Dataset items
+-------+

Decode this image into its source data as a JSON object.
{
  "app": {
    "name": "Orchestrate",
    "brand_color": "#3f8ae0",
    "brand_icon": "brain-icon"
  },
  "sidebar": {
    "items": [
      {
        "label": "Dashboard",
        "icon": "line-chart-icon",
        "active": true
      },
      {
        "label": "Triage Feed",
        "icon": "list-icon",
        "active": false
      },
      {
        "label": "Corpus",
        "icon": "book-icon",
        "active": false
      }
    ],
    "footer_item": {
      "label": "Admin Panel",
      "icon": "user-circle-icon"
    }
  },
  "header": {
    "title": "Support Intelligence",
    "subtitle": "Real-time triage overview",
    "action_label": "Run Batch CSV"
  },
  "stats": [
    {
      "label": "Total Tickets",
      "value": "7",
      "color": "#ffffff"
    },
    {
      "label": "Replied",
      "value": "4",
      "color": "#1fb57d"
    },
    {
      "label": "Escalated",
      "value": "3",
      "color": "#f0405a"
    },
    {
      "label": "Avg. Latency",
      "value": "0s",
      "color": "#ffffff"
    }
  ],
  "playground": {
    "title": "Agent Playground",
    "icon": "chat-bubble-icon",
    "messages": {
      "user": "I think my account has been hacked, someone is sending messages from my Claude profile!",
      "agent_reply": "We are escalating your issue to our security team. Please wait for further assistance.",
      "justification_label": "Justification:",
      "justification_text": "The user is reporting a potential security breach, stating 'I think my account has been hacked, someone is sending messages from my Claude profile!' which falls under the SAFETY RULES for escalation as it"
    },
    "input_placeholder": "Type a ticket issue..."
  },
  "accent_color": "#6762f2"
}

+-------+

* _YOUR GOAL_
Which lines above contain the word "Claude"? Copy each of them.

* _ANSWER IN FULL_
      "user": "I think my account has been hacked, someone is sending messages from my Claude profile!",
      "justification_text": "The user is reporting a potential security breach, stating 'I think my account has been hacked, someone is sending messages from my Claude profile!' which falls under the SAFETY RULES for escalation as it"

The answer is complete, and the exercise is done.